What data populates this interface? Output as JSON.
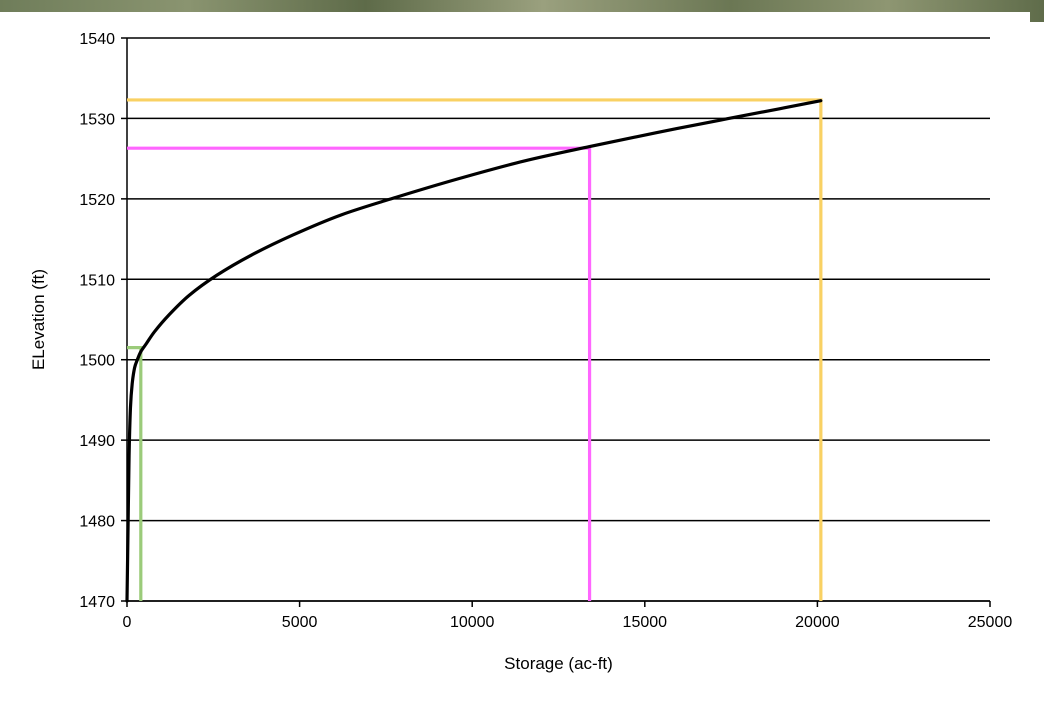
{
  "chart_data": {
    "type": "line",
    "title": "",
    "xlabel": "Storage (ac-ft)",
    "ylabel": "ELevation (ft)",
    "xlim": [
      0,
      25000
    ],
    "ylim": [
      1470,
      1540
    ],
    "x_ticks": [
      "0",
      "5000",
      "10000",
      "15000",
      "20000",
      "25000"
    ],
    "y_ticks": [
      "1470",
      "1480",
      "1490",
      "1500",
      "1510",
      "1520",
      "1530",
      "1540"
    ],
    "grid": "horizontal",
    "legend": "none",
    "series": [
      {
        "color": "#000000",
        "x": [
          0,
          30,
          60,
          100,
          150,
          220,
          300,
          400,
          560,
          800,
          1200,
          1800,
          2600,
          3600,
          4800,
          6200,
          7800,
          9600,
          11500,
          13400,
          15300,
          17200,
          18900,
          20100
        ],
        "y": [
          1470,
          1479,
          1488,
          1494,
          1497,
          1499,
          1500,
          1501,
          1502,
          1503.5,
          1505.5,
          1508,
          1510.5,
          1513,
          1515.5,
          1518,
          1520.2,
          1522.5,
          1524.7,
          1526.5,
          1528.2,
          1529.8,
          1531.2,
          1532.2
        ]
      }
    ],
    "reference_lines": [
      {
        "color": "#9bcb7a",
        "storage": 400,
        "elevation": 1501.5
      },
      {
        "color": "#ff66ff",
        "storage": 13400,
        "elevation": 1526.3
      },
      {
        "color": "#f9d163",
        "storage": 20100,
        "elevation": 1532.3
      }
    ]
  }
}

- - - - - - -

Problem statement: Working from the material above, transcribe it exactly while omitting pictures.

Correct result:
What data populates this interface? Output as JSON.
{
  "chart_data": {
    "type": "line",
    "title": "",
    "xlabel": "Storage (ac-ft)",
    "ylabel": "ELevation (ft)",
    "xlim": [
      0,
      25000
    ],
    "ylim": [
      1470,
      1540
    ],
    "x_ticks": [
      "0",
      "5000",
      "10000",
      "15000",
      "20000",
      "25000"
    ],
    "y_ticks": [
      "1470",
      "1480",
      "1490",
      "1500",
      "1510",
      "1520",
      "1530",
      "1540"
    ],
    "grid": "horizontal",
    "legend": "none",
    "series": [
      {
        "color": "#000000",
        "x": [
          0,
          30,
          60,
          100,
          150,
          220,
          300,
          400,
          560,
          800,
          1200,
          1800,
          2600,
          3600,
          4800,
          6200,
          7800,
          9600,
          11500,
          13400,
          15300,
          17200,
          18900,
          20100
        ],
        "y": [
          1470,
          1479,
          1488,
          1494,
          1497,
          1499,
          1500,
          1501,
          1502,
          1503.5,
          1505.5,
          1508,
          1510.5,
          1513,
          1515.5,
          1518,
          1520.2,
          1522.5,
          1524.7,
          1526.5,
          1528.2,
          1529.8,
          1531.2,
          1532.2
        ]
      }
    ],
    "reference_lines": [
      {
        "color": "#9bcb7a",
        "storage": 400,
        "elevation": 1501.5
      },
      {
        "color": "#ff66ff",
        "storage": 13400,
        "elevation": 1526.3
      },
      {
        "color": "#f9d163",
        "storage": 20100,
        "elevation": 1532.3
      }
    ]
  }
}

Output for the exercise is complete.